Request »
Give a verbatim quotation of every record.

Extracted information »
· · · · ·

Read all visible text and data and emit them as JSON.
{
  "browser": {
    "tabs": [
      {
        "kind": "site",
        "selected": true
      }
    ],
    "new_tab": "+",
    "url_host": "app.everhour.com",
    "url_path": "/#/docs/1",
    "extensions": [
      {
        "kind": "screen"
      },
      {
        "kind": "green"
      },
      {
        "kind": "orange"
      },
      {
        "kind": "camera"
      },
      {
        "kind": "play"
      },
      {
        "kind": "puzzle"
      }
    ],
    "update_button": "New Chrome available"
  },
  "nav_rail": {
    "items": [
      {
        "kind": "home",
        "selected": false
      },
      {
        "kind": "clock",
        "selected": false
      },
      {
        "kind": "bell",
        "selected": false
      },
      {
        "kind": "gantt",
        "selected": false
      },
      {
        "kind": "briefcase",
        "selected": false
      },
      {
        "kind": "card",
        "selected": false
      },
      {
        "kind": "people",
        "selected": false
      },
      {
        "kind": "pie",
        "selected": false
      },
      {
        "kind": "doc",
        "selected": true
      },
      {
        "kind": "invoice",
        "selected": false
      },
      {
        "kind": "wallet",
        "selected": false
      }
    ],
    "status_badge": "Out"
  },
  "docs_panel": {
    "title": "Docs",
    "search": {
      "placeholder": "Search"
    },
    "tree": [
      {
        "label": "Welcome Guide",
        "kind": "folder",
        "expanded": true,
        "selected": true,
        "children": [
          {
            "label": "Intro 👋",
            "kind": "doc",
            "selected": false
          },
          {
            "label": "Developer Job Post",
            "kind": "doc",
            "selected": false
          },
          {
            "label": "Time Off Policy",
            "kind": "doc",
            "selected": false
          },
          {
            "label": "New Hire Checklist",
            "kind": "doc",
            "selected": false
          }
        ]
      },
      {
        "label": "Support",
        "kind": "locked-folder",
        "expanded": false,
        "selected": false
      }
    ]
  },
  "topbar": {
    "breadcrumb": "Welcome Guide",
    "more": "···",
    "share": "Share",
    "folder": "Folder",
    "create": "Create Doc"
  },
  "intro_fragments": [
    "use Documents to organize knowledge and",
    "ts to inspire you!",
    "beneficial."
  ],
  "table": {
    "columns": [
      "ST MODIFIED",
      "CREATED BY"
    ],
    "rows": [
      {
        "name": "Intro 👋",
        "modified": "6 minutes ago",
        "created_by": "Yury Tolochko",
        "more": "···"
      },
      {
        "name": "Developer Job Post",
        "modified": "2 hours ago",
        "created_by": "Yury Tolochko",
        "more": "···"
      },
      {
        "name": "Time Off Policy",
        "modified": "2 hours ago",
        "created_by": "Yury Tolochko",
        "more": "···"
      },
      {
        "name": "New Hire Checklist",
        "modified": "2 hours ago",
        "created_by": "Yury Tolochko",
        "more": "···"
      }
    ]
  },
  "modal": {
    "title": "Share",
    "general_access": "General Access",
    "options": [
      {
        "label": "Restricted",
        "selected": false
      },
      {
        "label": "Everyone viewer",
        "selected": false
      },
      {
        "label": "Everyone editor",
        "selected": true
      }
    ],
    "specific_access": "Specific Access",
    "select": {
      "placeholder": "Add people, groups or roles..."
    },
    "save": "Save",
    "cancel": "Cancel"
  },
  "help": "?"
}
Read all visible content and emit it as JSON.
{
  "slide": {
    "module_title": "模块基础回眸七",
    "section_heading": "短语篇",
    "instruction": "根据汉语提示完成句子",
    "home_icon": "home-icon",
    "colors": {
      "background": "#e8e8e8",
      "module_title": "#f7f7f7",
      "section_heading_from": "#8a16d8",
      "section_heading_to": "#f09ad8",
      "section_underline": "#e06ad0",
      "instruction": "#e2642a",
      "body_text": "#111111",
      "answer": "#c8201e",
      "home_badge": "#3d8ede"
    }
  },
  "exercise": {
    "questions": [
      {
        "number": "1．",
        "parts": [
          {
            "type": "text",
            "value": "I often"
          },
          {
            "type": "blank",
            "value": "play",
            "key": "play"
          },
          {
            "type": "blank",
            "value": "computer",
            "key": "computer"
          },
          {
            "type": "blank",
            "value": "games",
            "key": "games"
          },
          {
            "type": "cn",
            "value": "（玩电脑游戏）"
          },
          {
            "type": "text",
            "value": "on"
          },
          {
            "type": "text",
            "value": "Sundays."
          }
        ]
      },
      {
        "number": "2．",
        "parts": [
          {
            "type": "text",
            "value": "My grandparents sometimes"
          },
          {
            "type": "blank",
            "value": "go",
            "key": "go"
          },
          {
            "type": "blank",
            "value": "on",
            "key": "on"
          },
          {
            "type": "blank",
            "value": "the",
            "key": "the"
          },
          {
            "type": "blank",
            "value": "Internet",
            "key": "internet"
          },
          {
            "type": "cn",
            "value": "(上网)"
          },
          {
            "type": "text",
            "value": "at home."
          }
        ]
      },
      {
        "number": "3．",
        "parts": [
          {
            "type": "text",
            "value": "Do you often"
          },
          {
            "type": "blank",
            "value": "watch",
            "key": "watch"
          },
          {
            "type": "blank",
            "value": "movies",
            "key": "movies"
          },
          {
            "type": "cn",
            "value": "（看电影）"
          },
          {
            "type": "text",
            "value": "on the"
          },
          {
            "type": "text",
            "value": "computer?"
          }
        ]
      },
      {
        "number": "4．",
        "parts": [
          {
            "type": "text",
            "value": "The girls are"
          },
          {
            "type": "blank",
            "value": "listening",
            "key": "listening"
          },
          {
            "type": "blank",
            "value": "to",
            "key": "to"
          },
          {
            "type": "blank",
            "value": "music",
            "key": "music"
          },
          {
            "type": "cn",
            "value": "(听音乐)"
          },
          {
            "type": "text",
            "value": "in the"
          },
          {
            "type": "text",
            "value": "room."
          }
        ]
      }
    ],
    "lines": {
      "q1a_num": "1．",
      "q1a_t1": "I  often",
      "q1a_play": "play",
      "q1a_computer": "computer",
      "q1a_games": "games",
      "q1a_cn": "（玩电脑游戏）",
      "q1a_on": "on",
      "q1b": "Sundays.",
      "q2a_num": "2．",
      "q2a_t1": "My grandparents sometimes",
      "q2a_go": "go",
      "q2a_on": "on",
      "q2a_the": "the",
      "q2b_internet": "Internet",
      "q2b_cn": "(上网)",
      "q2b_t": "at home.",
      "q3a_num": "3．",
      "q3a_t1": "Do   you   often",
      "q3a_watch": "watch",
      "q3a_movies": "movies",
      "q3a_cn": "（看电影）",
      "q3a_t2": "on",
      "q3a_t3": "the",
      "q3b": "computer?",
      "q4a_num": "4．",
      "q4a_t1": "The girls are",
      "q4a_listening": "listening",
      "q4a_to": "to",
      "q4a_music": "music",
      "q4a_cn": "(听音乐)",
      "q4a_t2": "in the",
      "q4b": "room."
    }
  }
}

· · · · ·

Correct output »
Read all visible text and data and emit them as JSON.
{
  "browser": {
    "tabs": [
      {
        "kind": "site",
        "selected": true
      }
    ],
    "new_tab": "+",
    "url_host": "app.everhour.com",
    "url_path": "/#/docs/1",
    "extensions": [
      {
        "kind": "screen"
      },
      {
        "kind": "green"
      },
      {
        "kind": "orange"
      },
      {
        "kind": "camera"
      },
      {
        "kind": "play"
      },
      {
        "kind": "puzzle"
      }
    ],
    "update_button": "New Chrome available"
  },
  "nav_rail": {
    "items": [
      {
        "kind": "home",
        "selected": false
      },
      {
        "kind": "clock",
        "selected": false
      },
      {
        "kind": "bell",
        "selected": false
      },
      {
        "kind": "gantt",
        "selected": false
      },
      {
        "kind": "briefcase",
        "selected": false
      },
      {
        "kind": "card",
        "selected": false
      },
      {
        "kind": "people",
        "selected": false
      },
      {
        "kind": "pie",
        "selected": false
      },
      {
        "kind": "doc",
        "selected": true
      },
      {
        "kind": "invoice",
        "selected": false
      },
      {
        "kind": "wallet",
        "selected": false
      }
    ],
    "status_badge": "Out"
  },
  "docs_panel": {
    "title": "Docs",
    "search": {
      "placeholder": "Search"
    },
    "tree": [
      {
        "label": "Welcome Guide",
        "kind": "folder",
        "expanded": true,
        "selected": true,
        "children": [
          {
            "label": "Intro 👋",
            "kind": "doc",
            "selected": false
          },
          {
            "label": "Developer Job Post",
            "kind": "doc",
            "selected": false
          },
          {
            "label": "Time Off Policy",
            "kind": "doc",
            "selected": false
          },
          {
            "label": "New Hire Checklist",
            "kind": "doc",
            "selected": false
          }
        ]
      },
      {
        "label": "Support",
        "kind": "locked-folder",
        "expanded": false,
        "selected": false
      }
    ]
  },
  "topbar": {
    "breadcrumb": "Welcome Guide",
    "more": "···",
    "share": "Share",
    "folder": "Folder",
    "create": "Create Doc"
  },
  "intro_fragments": [
    "use Documents to organize knowledge and",
    "ts to inspire you!",
    "beneficial."
  ],
  "table": {
    "columns": [
      "ST MODIFIED",
      "CREATED BY"
    ],
    "rows": [
      {
        "name": "Intro 👋",
        "modified": "6 minutes ago",
        "created_by": "Yury Tolochko",
        "more": "···"
      },
      {
        "name": "Developer Job Post",
        "modified": "2 hours ago",
        "created_by": "Yury Tolochko",
        "more": "···"
      },
      {
        "name": "Time Off Policy",
        "modified": "2 hours ago",
        "created_by": "Yury Tolochko",
        "more": "···"
      },
      {
        "name": "New Hire Checklist",
        "modified": "2 hours ago",
        "created_by": "Yury Tolochko",
        "more": "···"
      }
    ]
  },
  "modal": {
    "title": "Share",
    "general_access": "General Access",
    "options": [
      {
        "label": "Restricted",
        "selected": false
      },
      {
        "label": "Everyone viewer",
        "selected": false
      },
      {
        "label": "Everyone editor",
        "selected": true
      }
    ],
    "specific_access": "Specific Access",
    "select": {
      "placeholder": "Add people, groups or roles..."
    },
    "save": "Save",
    "cancel": "Cancel"
  },
  "help": "?"
}
Read all visible content and emit it as JSON.
{
  "slide": {
    "module_title": "模块基础回眸七",
    "section_heading": "短语篇",
    "instruction": "根据汉语提示完成句子",
    "home_icon": "home-icon",
    "colors": {
      "background": "#e8e8e8",
      "module_title": "#f7f7f7",
      "section_heading_from": "#8a16d8",
      "section_heading_to": "#f09ad8",
      "section_underline": "#e06ad0",
      "instruction": "#e2642a",
      "body_text": "#111111",
      "answer": "#c8201e",
      "home_badge": "#3d8ede"
    }
  },
  "exercise": {
    "questions": [
      {
        "number": "1．",
        "parts": [
          {
            "type": "text",
            "value": "I often"
          },
          {
            "type": "blank",
            "value": "play",
            "key": "play"
          },
          {
            "type": "blank",
            "value": "computer",
            "key": "computer"
          },
          {
            "type": "blank",
            "value": "games",
            "key": "games"
          },
          {
            "type": "cn",
            "value": "（玩电脑游戏）"
          },
          {
            "type": "text",
            "value": "on"
          },
          {
            "type": "text",
            "value": "Sundays."
          }
        ]
      },
      {
        "number": "2．",
        "parts": [
          {
            "type": "text",
            "value": "My grandparents sometimes"
          },
          {
            "type": "blank",
            "value": "go",
            "key": "go"
          },
          {
            "type": "blank",
            "value": "on",
            "key": "on"
          },
          {
            "type": "blank",
            "value": "the",
            "key": "the"
          },
          {
            "type": "blank",
            "value": "Internet",
            "key": "internet"
          },
          {
            "type": "cn",
            "value": "(上网)"
          },
          {
            "type": "text",
            "value": "at home."
          }
        ]
      },
      {
        "number": "3．",
        "parts": [
          {
            "type": "text",
            "value": "Do you often"
          },
          {
            "type": "blank",
            "value": "watch",
            "key": "watch"
          },
          {
            "type": "blank",
            "value": "movies",
            "key": "movies"
          },
          {
            "type": "cn",
            "value": "（看电影）"
          },
          {
            "type": "text",
            "value": "on the"
          },
          {
            "type": "text",
            "value": "computer?"
          }
        ]
      },
      {
        "number": "4．",
        "parts": [
          {
            "type": "text",
            "value": "The girls are"
          },
          {
            "type": "blank",
            "value": "listening",
            "key": "listening"
          },
          {
            "type": "blank",
            "value": "to",
            "key": "to"
          },
          {
            "type": "blank",
            "value": "music",
            "key": "music"
          },
          {
            "type": "cn",
            "value": "(听音乐)"
          },
          {
            "type": "text",
            "value": "in the"
          },
          {
            "type": "text",
            "value": "room."
          }
        ]
      }
    ],
    "lines": {
      "q1a_num": "1．",
      "q1a_t1": "I  often",
      "q1a_play": "play",
      "q1a_computer": "computer",
      "q1a_games": "games",
      "q1a_cn": "（玩电脑游戏）",
      "q1a_on": "on",
      "q1b": "Sundays.",
      "q2a_num": "2．",
      "q2a_t1": "My grandparents sometimes",
      "q2a_go": "go",
      "q2a_on": "on",
      "q2a_the": "the",
      "q2b_internet": "Internet",
      "q2b_cn": "(上网)",
      "q2b_t": "at home.",
      "q3a_num": "3．",
      "q3a_t1": "Do   you   often",
      "q3a_watch": "watch",
      "q3a_movies": "movies",
      "q3a_cn": "（看电影）",
      "q3a_t2": "on",
      "q3a_t3": "the",
      "q3b": "computer?",
      "q4a_num": "4．",
      "q4a_t1": "The girls are",
      "q4a_listening": "listening",
      "q4a_to": "to",
      "q4a_music": "music",
      "q4a_cn": "(听音乐)",
      "q4a_t2": "in the",
      "q4b": "room."
    }
  }
}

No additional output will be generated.